• [What is being asked] Determine the number of lines in these entries that hold the word "title". Give the number and nothing more.

--- BEGIN Task material ---

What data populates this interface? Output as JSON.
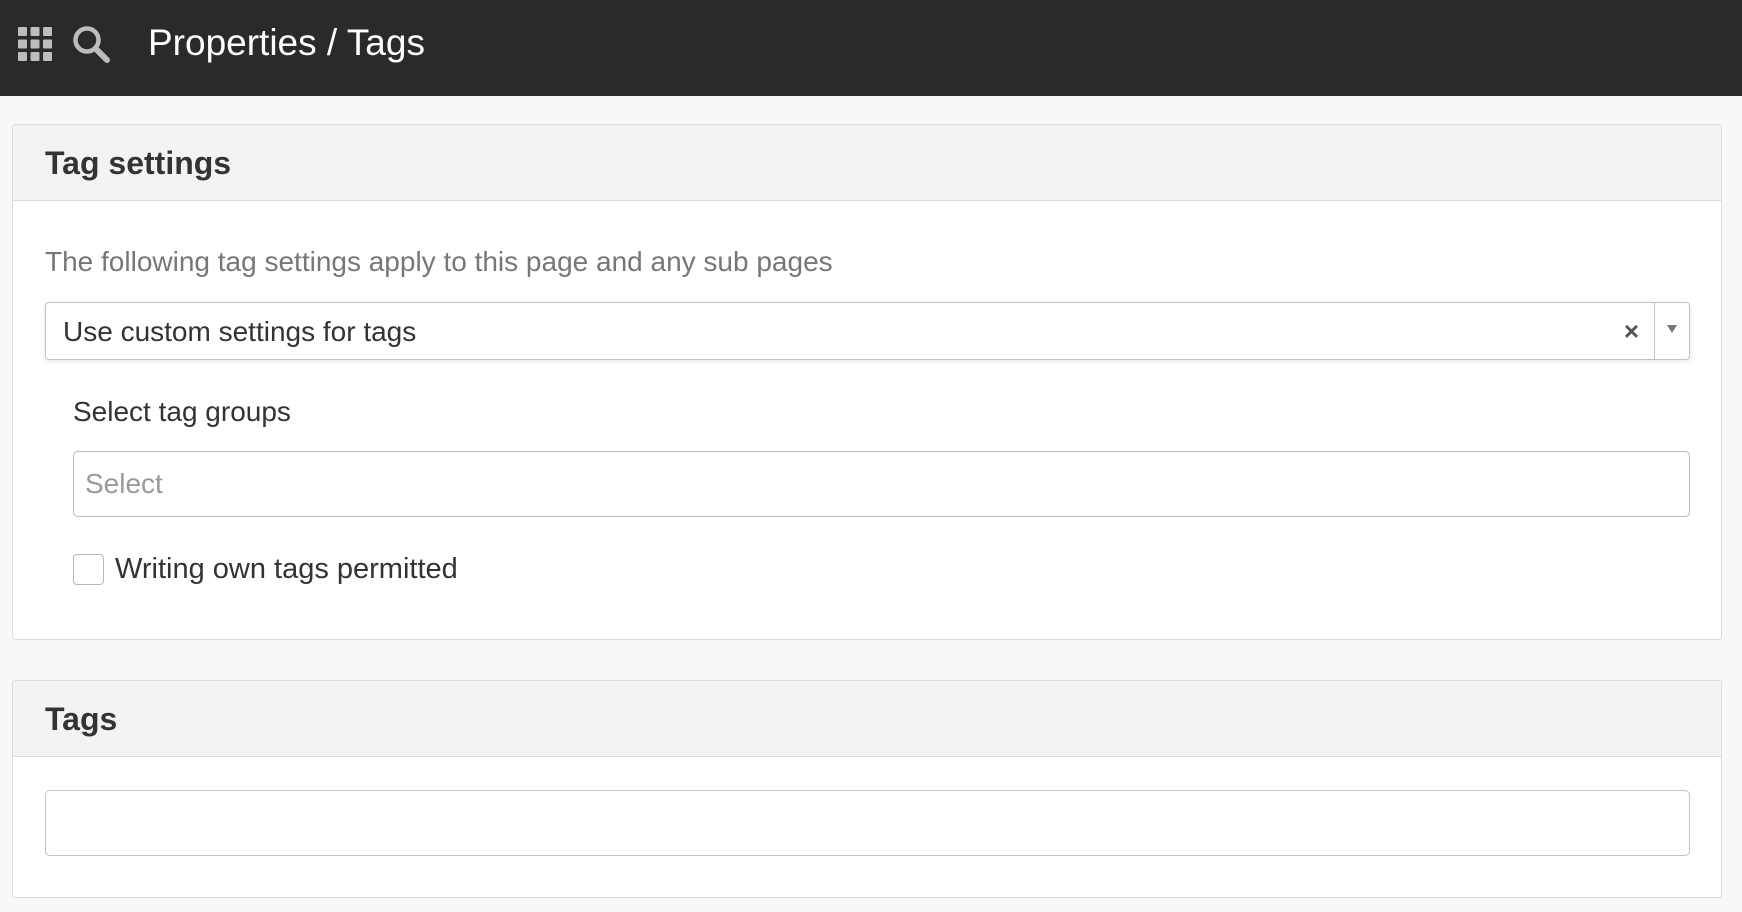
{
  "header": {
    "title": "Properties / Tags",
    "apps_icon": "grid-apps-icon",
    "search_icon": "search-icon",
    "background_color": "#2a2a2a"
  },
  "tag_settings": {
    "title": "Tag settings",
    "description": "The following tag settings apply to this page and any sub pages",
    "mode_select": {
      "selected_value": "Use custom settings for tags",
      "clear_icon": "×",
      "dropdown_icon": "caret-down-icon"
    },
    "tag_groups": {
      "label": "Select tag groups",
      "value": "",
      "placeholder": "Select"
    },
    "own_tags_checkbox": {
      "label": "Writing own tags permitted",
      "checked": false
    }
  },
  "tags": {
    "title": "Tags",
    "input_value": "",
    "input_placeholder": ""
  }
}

--- END Task material ---

• [Result of the task] 3